§ **TASK**: Copy every line of the material below word for word.

-- DATA LISTING start --

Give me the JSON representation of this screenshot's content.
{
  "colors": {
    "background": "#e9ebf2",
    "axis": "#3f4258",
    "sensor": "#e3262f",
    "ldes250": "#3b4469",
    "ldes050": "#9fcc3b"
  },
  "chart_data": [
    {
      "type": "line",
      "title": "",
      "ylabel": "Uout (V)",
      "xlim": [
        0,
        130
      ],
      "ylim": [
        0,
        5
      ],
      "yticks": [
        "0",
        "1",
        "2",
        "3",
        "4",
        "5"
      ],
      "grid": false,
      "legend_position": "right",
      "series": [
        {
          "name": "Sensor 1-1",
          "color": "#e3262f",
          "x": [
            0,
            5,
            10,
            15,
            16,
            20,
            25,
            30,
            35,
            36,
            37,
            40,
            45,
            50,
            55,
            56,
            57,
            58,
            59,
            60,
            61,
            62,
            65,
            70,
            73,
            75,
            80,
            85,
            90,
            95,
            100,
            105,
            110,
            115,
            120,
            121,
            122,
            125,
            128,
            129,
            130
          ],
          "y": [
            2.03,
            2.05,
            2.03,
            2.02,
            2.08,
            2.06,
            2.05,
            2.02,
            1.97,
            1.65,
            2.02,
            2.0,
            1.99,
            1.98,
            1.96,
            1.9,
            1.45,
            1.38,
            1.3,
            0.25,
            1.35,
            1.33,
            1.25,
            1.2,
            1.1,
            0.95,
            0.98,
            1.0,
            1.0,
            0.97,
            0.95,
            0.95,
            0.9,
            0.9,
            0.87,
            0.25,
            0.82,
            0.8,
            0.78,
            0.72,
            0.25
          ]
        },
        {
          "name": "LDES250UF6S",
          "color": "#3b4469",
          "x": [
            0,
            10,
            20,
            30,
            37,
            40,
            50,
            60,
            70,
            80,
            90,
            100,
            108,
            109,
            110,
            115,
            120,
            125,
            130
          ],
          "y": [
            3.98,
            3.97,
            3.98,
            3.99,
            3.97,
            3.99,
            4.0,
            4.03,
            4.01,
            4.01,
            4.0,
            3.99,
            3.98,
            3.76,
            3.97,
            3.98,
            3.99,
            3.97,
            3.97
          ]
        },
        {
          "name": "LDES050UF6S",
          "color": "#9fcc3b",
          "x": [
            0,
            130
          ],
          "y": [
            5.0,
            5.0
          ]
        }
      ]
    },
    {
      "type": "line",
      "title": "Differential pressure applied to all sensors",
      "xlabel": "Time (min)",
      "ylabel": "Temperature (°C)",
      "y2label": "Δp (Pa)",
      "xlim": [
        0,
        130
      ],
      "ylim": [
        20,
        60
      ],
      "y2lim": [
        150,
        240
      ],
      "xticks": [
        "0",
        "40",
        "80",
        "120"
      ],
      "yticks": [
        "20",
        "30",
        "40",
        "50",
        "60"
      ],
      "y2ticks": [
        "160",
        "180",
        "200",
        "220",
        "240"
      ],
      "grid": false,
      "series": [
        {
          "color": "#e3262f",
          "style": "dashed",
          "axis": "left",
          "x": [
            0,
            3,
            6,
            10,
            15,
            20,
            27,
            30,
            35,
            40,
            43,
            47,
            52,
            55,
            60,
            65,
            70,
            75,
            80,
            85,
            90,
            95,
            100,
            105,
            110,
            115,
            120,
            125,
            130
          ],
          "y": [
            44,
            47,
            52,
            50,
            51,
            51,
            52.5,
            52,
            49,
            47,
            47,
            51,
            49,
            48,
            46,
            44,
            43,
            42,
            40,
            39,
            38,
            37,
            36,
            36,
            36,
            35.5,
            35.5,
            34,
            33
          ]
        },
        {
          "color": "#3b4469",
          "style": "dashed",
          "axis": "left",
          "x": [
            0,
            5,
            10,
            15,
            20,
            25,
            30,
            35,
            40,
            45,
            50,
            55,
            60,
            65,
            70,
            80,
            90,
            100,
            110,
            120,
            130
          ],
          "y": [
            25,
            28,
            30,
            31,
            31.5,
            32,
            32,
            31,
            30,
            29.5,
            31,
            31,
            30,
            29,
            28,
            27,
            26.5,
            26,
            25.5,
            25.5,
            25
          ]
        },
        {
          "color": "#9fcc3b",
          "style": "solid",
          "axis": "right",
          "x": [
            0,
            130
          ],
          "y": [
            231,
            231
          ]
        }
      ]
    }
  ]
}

-- DATA LISTING end --

§ **FULL RESPONSE**:
Give me the JSON representation of this screenshot's content.
{
  "colors": {
    "background": "#e9ebf2",
    "axis": "#3f4258",
    "sensor": "#e3262f",
    "ldes250": "#3b4469",
    "ldes050": "#9fcc3b"
  },
  "chart_data": [
    {
      "type": "line",
      "title": "",
      "ylabel": "Uout (V)",
      "xlim": [
        0,
        130
      ],
      "ylim": [
        0,
        5
      ],
      "yticks": [
        "0",
        "1",
        "2",
        "3",
        "4",
        "5"
      ],
      "grid": false,
      "legend_position": "right",
      "series": [
        {
          "name": "Sensor 1-1",
          "color": "#e3262f",
          "x": [
            0,
            5,
            10,
            15,
            16,
            20,
            25,
            30,
            35,
            36,
            37,
            40,
            45,
            50,
            55,
            56,
            57,
            58,
            59,
            60,
            61,
            62,
            65,
            70,
            73,
            75,
            80,
            85,
            90,
            95,
            100,
            105,
            110,
            115,
            120,
            121,
            122,
            125,
            128,
            129,
            130
          ],
          "y": [
            2.03,
            2.05,
            2.03,
            2.02,
            2.08,
            2.06,
            2.05,
            2.02,
            1.97,
            1.65,
            2.02,
            2.0,
            1.99,
            1.98,
            1.96,
            1.9,
            1.45,
            1.38,
            1.3,
            0.25,
            1.35,
            1.33,
            1.25,
            1.2,
            1.1,
            0.95,
            0.98,
            1.0,
            1.0,
            0.97,
            0.95,
            0.95,
            0.9,
            0.9,
            0.87,
            0.25,
            0.82,
            0.8,
            0.78,
            0.72,
            0.25
          ]
        },
        {
          "name": "LDES250UF6S",
          "color": "#3b4469",
          "x": [
            0,
            10,
            20,
            30,
            37,
            40,
            50,
            60,
            70,
            80,
            90,
            100,
            108,
            109,
            110,
            115,
            120,
            125,
            130
          ],
          "y": [
            3.98,
            3.97,
            3.98,
            3.99,
            3.97,
            3.99,
            4.0,
            4.03,
            4.01,
            4.01,
            4.0,
            3.99,
            3.98,
            3.76,
            3.97,
            3.98,
            3.99,
            3.97,
            3.97
          ]
        },
        {
          "name": "LDES050UF6S",
          "color": "#9fcc3b",
          "x": [
            0,
            130
          ],
          "y": [
            5.0,
            5.0
          ]
        }
      ]
    },
    {
      "type": "line",
      "title": "Differential pressure applied to all sensors",
      "xlabel": "Time (min)",
      "ylabel": "Temperature (°C)",
      "y2label": "Δp (Pa)",
      "xlim": [
        0,
        130
      ],
      "ylim": [
        20,
        60
      ],
      "y2lim": [
        150,
        240
      ],
      "xticks": [
        "0",
        "40",
        "80",
        "120"
      ],
      "yticks": [
        "20",
        "30",
        "40",
        "50",
        "60"
      ],
      "y2ticks": [
        "160",
        "180",
        "200",
        "220",
        "240"
      ],
      "grid": false,
      "series": [
        {
          "color": "#e3262f",
          "style": "dashed",
          "axis": "left",
          "x": [
            0,
            3,
            6,
            10,
            15,
            20,
            27,
            30,
            35,
            40,
            43,
            47,
            52,
            55,
            60,
            65,
            70,
            75,
            80,
            85,
            90,
            95,
            100,
            105,
            110,
            115,
            120,
            125,
            130
          ],
          "y": [
            44,
            47,
            52,
            50,
            51,
            51,
            52.5,
            52,
            49,
            47,
            47,
            51,
            49,
            48,
            46,
            44,
            43,
            42,
            40,
            39,
            38,
            37,
            36,
            36,
            36,
            35.5,
            35.5,
            34,
            33
          ]
        },
        {
          "color": "#3b4469",
          "style": "dashed",
          "axis": "left",
          "x": [
            0,
            5,
            10,
            15,
            20,
            25,
            30,
            35,
            40,
            45,
            50,
            55,
            60,
            65,
            70,
            80,
            90,
            100,
            110,
            120,
            130
          ],
          "y": [
            25,
            28,
            30,
            31,
            31.5,
            32,
            32,
            31,
            30,
            29.5,
            31,
            31,
            30,
            29,
            28,
            27,
            26.5,
            26,
            25.5,
            25.5,
            25
          ]
        },
        {
          "color": "#9fcc3b",
          "style": "solid",
          "axis": "right",
          "x": [
            0,
            130
          ],
          "y": [
            231,
            231
          ]
        }
      ]
    }
  ]
}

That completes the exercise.